_Provided material_:
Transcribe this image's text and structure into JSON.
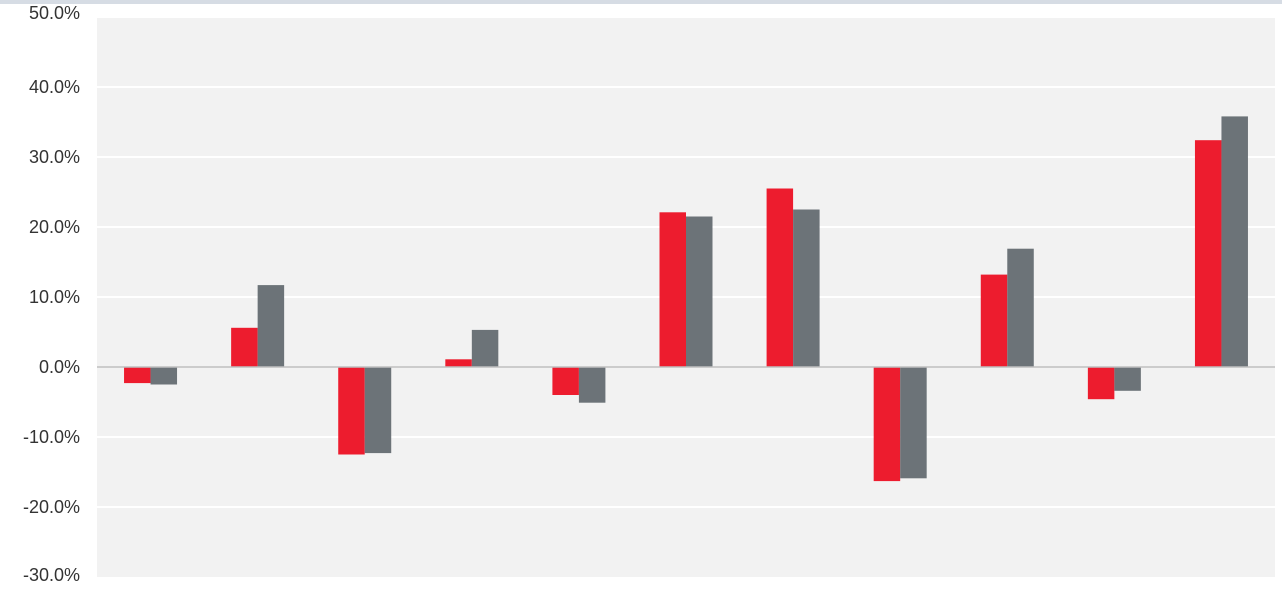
{
  "chart_data": {
    "type": "bar",
    "title": "",
    "xlabel": "",
    "ylabel": "",
    "categories": [
      "",
      "",
      "",
      "",
      "",
      "",
      "",
      "",
      "",
      "",
      ""
    ],
    "series": [
      {
        "color": "#ed1c2e",
        "values": [
          -2.3,
          5.6,
          -12.5,
          1.1,
          -4.0,
          22.1,
          25.5,
          -16.3,
          13.2,
          -4.6,
          32.4
        ]
      },
      {
        "color": "#6c7378",
        "values": [
          -2.5,
          11.7,
          -12.3,
          5.3,
          -5.1,
          21.5,
          22.5,
          -15.9,
          16.9,
          -3.4,
          35.8
        ]
      }
    ],
    "ylim": [
      -30,
      50
    ],
    "yticks": [
      "50.0%",
      "40.0%",
      "30.0%",
      "20.0%",
      "10.0%",
      "0.0%",
      "-10.0%",
      "-20.0%",
      "-30.0%"
    ],
    "ytick_values": [
      50,
      40,
      30,
      20,
      10,
      0,
      -10,
      -20,
      -30
    ],
    "grid": true,
    "legend": "none",
    "colors": {
      "plot_background": "#f2f2f2",
      "gridline": "#ffffff",
      "axis": "#bfbfbf",
      "top_border": "#d6dce4"
    }
  }
}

_Task to complete_: Set down the material above as is, without any pictures.

_Task output_:
Transcribe this image's text and structure into JSON.
{
  "chart_data": {
    "type": "bar",
    "title": "",
    "xlabel": "",
    "ylabel": "",
    "categories": [
      "",
      "",
      "",
      "",
      "",
      "",
      "",
      "",
      "",
      "",
      ""
    ],
    "series": [
      {
        "color": "#ed1c2e",
        "values": [
          -2.3,
          5.6,
          -12.5,
          1.1,
          -4.0,
          22.1,
          25.5,
          -16.3,
          13.2,
          -4.6,
          32.4
        ]
      },
      {
        "color": "#6c7378",
        "values": [
          -2.5,
          11.7,
          -12.3,
          5.3,
          -5.1,
          21.5,
          22.5,
          -15.9,
          16.9,
          -3.4,
          35.8
        ]
      }
    ],
    "ylim": [
      -30,
      50
    ],
    "yticks": [
      "50.0%",
      "40.0%",
      "30.0%",
      "20.0%",
      "10.0%",
      "0.0%",
      "-10.0%",
      "-20.0%",
      "-30.0%"
    ],
    "ytick_values": [
      50,
      40,
      30,
      20,
      10,
      0,
      -10,
      -20,
      -30
    ],
    "grid": true,
    "legend": "none",
    "colors": {
      "plot_background": "#f2f2f2",
      "gridline": "#ffffff",
      "axis": "#bfbfbf",
      "top_border": "#d6dce4"
    }
  }
}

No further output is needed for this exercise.